─── SUPPLIED DATA ───
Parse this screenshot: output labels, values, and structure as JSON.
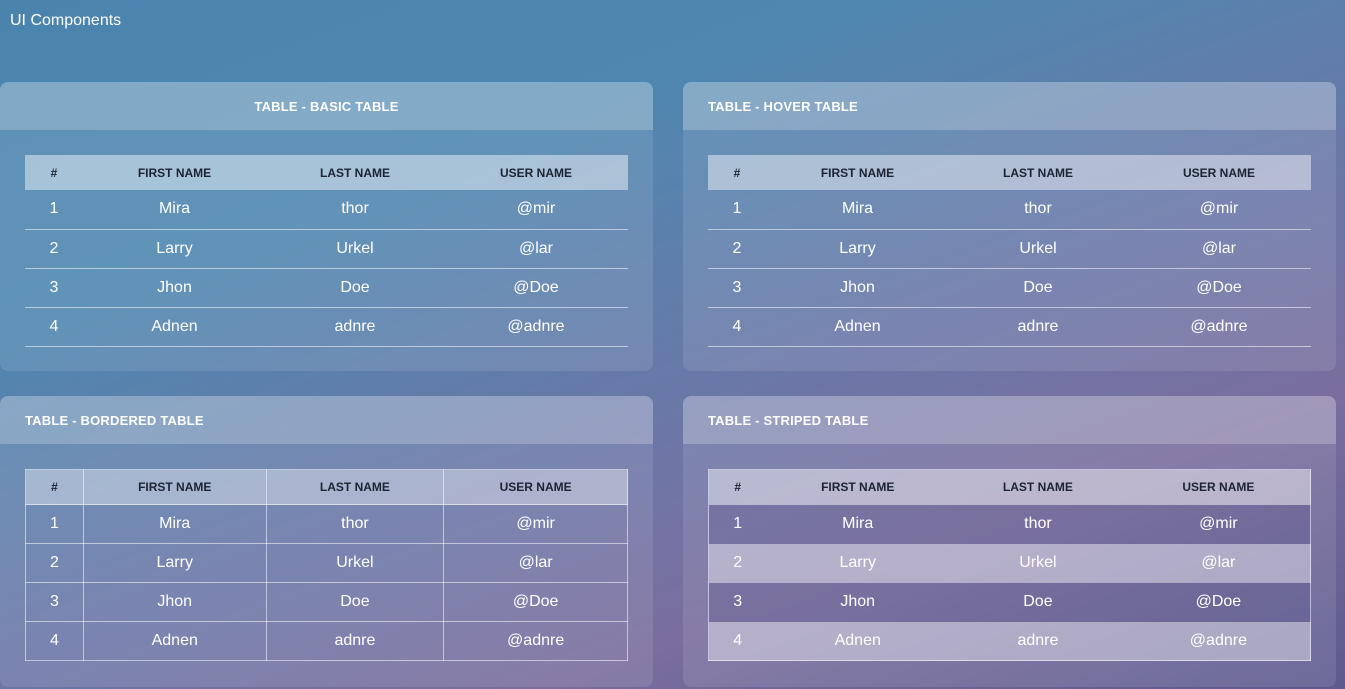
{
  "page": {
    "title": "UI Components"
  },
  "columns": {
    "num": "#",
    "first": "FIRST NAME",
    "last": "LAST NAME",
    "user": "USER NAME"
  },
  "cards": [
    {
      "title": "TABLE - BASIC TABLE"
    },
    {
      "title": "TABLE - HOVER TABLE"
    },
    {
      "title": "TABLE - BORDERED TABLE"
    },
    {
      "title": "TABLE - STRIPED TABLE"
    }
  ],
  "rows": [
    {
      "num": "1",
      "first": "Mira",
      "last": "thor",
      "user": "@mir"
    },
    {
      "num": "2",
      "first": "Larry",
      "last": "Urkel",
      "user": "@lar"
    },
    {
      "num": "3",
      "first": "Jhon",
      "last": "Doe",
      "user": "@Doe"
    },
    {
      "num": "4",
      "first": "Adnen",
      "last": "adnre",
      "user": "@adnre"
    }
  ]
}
───
Using the records above, copy each line that contains "last".

**SOLUTION:**
    "last": "LAST NAME",
      "last": "thor",
      "last": "Urkel",
      "last": "Doe",
      "last": "adnre",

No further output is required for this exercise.